[THE DATA start]

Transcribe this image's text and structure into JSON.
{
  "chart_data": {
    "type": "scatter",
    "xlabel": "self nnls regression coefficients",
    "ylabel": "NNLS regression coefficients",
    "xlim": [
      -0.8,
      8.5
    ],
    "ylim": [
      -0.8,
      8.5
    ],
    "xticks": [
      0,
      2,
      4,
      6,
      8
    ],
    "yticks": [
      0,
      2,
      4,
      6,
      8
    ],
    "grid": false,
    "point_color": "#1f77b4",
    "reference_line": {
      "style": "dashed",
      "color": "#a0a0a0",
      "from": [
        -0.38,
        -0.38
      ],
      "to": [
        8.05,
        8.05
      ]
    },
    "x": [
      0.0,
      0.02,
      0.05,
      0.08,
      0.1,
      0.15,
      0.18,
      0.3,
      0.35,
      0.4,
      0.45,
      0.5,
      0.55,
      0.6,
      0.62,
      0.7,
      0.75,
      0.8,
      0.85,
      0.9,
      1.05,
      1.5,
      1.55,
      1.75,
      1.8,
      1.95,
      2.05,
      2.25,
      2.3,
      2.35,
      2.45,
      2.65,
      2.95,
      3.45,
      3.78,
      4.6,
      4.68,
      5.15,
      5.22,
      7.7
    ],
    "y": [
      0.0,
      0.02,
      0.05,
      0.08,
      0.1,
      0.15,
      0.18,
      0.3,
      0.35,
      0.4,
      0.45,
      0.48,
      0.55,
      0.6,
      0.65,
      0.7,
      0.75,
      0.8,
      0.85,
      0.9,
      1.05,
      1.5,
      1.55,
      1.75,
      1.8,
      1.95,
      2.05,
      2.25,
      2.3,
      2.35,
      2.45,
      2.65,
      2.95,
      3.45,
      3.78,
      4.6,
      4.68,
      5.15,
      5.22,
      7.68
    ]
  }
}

[THE DATA end]

* [TASK REQUIREMENTS]: Track down all lines above with the string "coefficients" and copy them.

* [WRITTEN ANSWER]:
    "xlabel": "self nnls regression coefficients",
    "ylabel": "NNLS regression coefficients",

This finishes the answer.